Un caso similar es el de la
polución. Las normas ambientales fijan estándares mínimos o máximos sin
pretender contaminación cero. Para alcanzarla seguramente los costos
incrementales harían inviables las actividades productivas, por lo tanto, se
admite no llegar al óptimo visto del lado exclusivo de la salud humana. Muchas
veces esto genera críticas de quienes no deben solventar los costos, pero sí
sufrir las consecuencias. Cuando estas se refieren a la salud o a pérdidas de
vidas surgen indignaciones colectivas (colective outrage) emergentes a su vez
de pánicos colectivos. La extensión de estas reacciones a amplios segmentos de
la sociedad impulsan a gobiernos y políticos a responder a esas demandas. Casi
les resulta imposible encarrilarlas, aunque sepan que es imposible
satisfacerlas. Además, los costos no se limitan a los gobiernos o a las
empresas. Los ciudadanos también son alcanzados cuando una limitación determina
la pérdida de puestos de trabajo o la desvalorización de sus ahorros colocados
en propiedades o pequeños negocios.
Política sanitaria
La
reacción de los habitantes de Gualeguaychú frente a las pasteras uruguayas es
un caso de estudio. Alguien que alegó conocimiento pero que no
estaba al tanto de los adelantos en la industria celulósica, alarmó a la
población vaticinando una contaminación destructiva de salud y vidas. Entonces
ya no hubo retorno. El colective outrage se hizo irreversible e inmune a los
más respetables y confiables informes técnicos. Los periodistas llevados a
Finlandia para observar plantas similares que respetaban los más exigentes
estándares no se animaron a opinar a su regreso para no ser acusados de haber
sido comprados. Los gobernantes locales y nacionales se subieron a la protesta.
Ya
hace más de diez años que opera la planta en Fray Bentos sin afectar el
ambiente ni la salud, pero todavía la sociedad de Gualeguaychú lucha contra la
pastera en defensa de la vida. El costo de cerrar el paso fronterizo durante cuatro años fue alto y no
se recupera, como tampoco la prohibición a los forestadores entrerrianos de
vender su producción a las plantas uruguayas.

__ACTIVIDADES__:
a. Según el fragmento sobre la polución y las pasteras, ¿por qué las normas ambientales no pretenden alcanzar la contaminación cero? Explícalo en una a tres oraciones.
b. Retoma el fragmento sobre la polución y las pasteras y escribe su continuación a partir de la última oración.
Para resolver estas actividades no se necesitan las líneas de datos.

__EXTRACTOS DE DATOS__:
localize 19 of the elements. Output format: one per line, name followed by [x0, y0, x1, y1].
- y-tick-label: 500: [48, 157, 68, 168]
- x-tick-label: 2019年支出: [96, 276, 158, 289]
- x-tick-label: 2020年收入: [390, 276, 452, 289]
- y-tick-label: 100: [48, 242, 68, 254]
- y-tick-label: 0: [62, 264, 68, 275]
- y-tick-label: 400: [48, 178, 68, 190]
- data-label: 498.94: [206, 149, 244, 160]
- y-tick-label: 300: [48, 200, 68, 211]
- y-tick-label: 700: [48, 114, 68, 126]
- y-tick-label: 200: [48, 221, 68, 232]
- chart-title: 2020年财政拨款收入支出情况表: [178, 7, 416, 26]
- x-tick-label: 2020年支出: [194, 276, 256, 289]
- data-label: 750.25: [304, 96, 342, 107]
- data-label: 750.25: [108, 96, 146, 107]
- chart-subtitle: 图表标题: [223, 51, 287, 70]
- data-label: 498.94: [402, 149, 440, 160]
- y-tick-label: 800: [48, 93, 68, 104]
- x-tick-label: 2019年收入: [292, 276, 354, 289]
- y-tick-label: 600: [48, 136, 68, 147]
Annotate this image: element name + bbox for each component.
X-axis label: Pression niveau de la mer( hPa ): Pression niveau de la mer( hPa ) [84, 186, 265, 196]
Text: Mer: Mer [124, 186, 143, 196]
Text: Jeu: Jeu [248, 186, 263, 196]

__RESPUESTAS POR ACTIVIDAD__:
a. Para alcanzar la contaminación cero, los costos incrementales seguramente harían inviables las actividades productivas. Por eso las normas fijan estándares mínimos o máximos y se admite no llegar al óptimo visto solo desde la salud humana.

b.
En estos momentos estamos
frente a un problema de escala planetaria. El COVID-19 se ha diseminado en el
mundo a partir de China. Su mortalidad (3,8%) es menor que la del SARS de 2003
(9,6%), pero mucho mayor que la de la gripe común (0,13%). La mortalidad de la
Gripe Española de 1918 (30%) no es comparable debido al escaso avance de la
medicina de la época. El poder de contagio del COVID-19 es alto. Cada enfermo
contagia entre 2 y 3 personas mientras que la gripe común muestra un promedio
de 1,3. Está claro entonces que el COVID-19 es mucho más peligroso y expansivo
que la gripe común y que esto explica su rápida diseminación y el temor que ha
ocasionado. Pero cabe la pregunta: ¿estamos frente a un fenómeno de pánico
generalizado y colective outrage que lleva a personas y gobiernos a una
reacción exagerada con muy altos costos y daños?
Cualquier respuesta será
rebatida. Estando en juego la salud y la vida, contestar que es exagerada puede
ser considerado como una respuesta casi asesina. Sin embargo, yendo por el lado
de costos creciendo exponencialmente, cabe pensar dónde se detienen las medidas
de prevención. Así como no puede considerarse
asesino al gobernante que dejó de evitar una muerte por no convertir en
autopista un camino rural de escaso tráfico, debe darse un espacio de decisión
razonable a quienes legislan las medidas preventivas contra el COVID-19.
No
es bueno que dirigentes y políticos compitan por ampliar estas medidas si eso
lleva a detener la producción o los servicios esenciales y a hacer colapsar la
economía. Finalmente, el impacto sobre la pobreza, y consecuentemente sobre la
salud, podría más que neutralizar el objetivo pretendido. Lo que corresponde es
evaluar seriamente el programa de medidas preventivas en todos sus efectos, más
allá de los ánimos colectivos en un momento tan crítico.